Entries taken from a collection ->

--- BEGIN ---

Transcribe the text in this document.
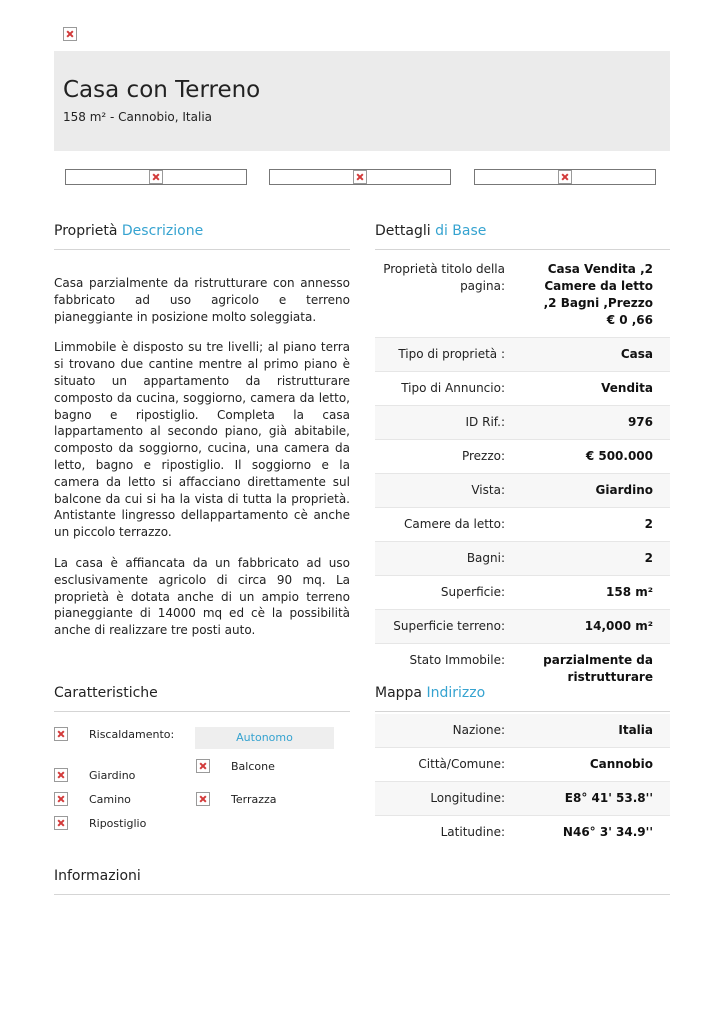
Casa con Terreno
158 m² - Cannobio, Italia
Proprietà Descrizione

Casa parzialmente da ristrutturare con annesso fabbricato ad uso agricolo e terreno pianeggiante in posizione molto soleggiata.

Limmobile è disposto su tre livelli; al piano terra si trovano due cantine mentre al primo piano è situato un appartamento da ristrutturare composto da cucina, soggiorno, camera da letto, bagno e ripostiglio. Completa la casa lappartamento al secondo piano, già abitabile, composto da soggiorno, cucina, una camera da letto, bagno e ripostiglio. Il soggiorno e la camera da letto si affacciano direttamente sul balcone da cui si ha la vista di tutta la proprietà. Antistante lingresso dellappartamento cè anche un piccolo terrazzo.

La casa è affiancata da un fabbricato ad uso esclusivamente agricolo di circa 90 mq. La proprietà è dotata anche di un ampio terreno pianeggiante di 14000 mq ed cè la possibilità anche di realizzare tre posti auto.

Dettagli di Base
Proprietà titolo della pagina:	Casa Vendita ,2 Camere da letto ,2 Bagni ,Prezzo € 0 ,66
Tipo di proprietà :	Casa
Tipo di Annuncio:	Vendita
ID Rif.:	976
Prezzo:	€ 500.000
Vista:	Giardino
Camere da letto:	2
Bagni:	2
Superficie:	158 m²
Superficie terreno:	14,000 m²
Stato Immobile:	parzialmente da ristrutturare
Caratteristiche
Riscaldamento:	Autonomo
Giardino
Camino
Ripostiglio
Balcone
Terrazza
Mappa Indirizzo
Nazione:	Italia
Città/Comune:	Cannobio
Longitudine:	E8° 41' 53.8''
Latitudine:	N46° 3' 34.9''
Informazioni
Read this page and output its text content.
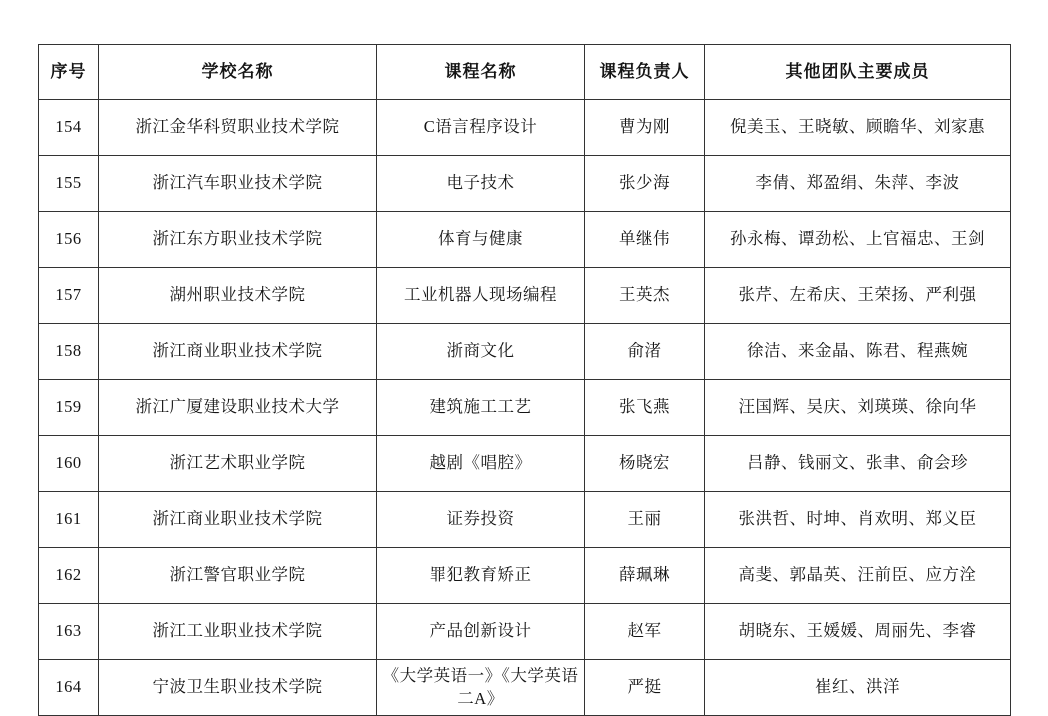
序号	学校名称	课程名称	课程负责人	其他团队主要成员
154	浙江金华科贸职业技术学院	C语言程序设计	曹为刚	倪美玉、王晓敏、顾瞻华、刘家惠
155	浙江汽车职业技术学院	电子技术	张少海	李倩、郑盈绢、朱萍、李波
156	浙江东方职业技术学院	体育与健康	单继伟	孙永梅、谭劲松、上官福忠、王剑
157	湖州职业技术学院	工业机器人现场编程	王英杰	张芹、左希庆、王荣扬、严利强
158	浙江商业职业技术学院	浙商文化	俞渚	徐洁、来金晶、陈君、程燕婉
159	浙江广厦建设职业技术大学	建筑施工工艺	张飞燕	汪国辉、吴庆、刘瑛瑛、徐向华
160	浙江艺术职业学院	越剧《唱腔》	杨晓宏	吕静、钱丽文、张聿、俞会珍
161	浙江商业职业技术学院	证券投资	王丽	张洪哲、时坤、肖欢明、郑义臣
162	浙江警官职业学院	罪犯教育矫正	薛珮琳	高斐、郭晶英、汪前臣、应方洤
163	浙江工业职业技术学院	产品创新设计	赵军	胡晓东、王媛媛、周丽先、李睿
164	宁波卫生职业技术学院	《大学英语一》《大学英语二A》	严挺	崔红、洪洋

--- END ---

WORK INSTRUCTIONS -> Extract, word for word, each line from the one that contains "Read this page and output its text content." through the final line of the data above. Leave the pictures out.

SOLUTION FOR THIS PROBLEM ->
Read this page and output its text content.
序号	学校名称	课程名称	课程负责人	其他团队主要成员
154	浙江金华科贸职业技术学院	C语言程序设计	曹为刚	倪美玉、王晓敏、顾瞻华、刘家惠
155	浙江汽车职业技术学院	电子技术	张少海	李倩、郑盈绢、朱萍、李波
156	浙江东方职业技术学院	体育与健康	单继伟	孙永梅、谭劲松、上官福忠、王剑
157	湖州职业技术学院	工业机器人现场编程	王英杰	张芹、左希庆、王荣扬、严利强
158	浙江商业职业技术学院	浙商文化	俞渚	徐洁、来金晶、陈君、程燕婉
159	浙江广厦建设职业技术大学	建筑施工工艺	张飞燕	汪国辉、吴庆、刘瑛瑛、徐向华
160	浙江艺术职业学院	越剧《唱腔》	杨晓宏	吕静、钱丽文、张聿、俞会珍
161	浙江商业职业技术学院	证券投资	王丽	张洪哲、时坤、肖欢明、郑义臣
162	浙江警官职业学院	罪犯教育矫正	薛珮琳	高斐、郭晶英、汪前臣、应方洤
163	浙江工业职业技术学院	产品创新设计	赵军	胡晓东、王媛媛、周丽先、李睿
164	宁波卫生职业技术学院	《大学英语一》《大学英语二A》	严挺	崔红、洪洋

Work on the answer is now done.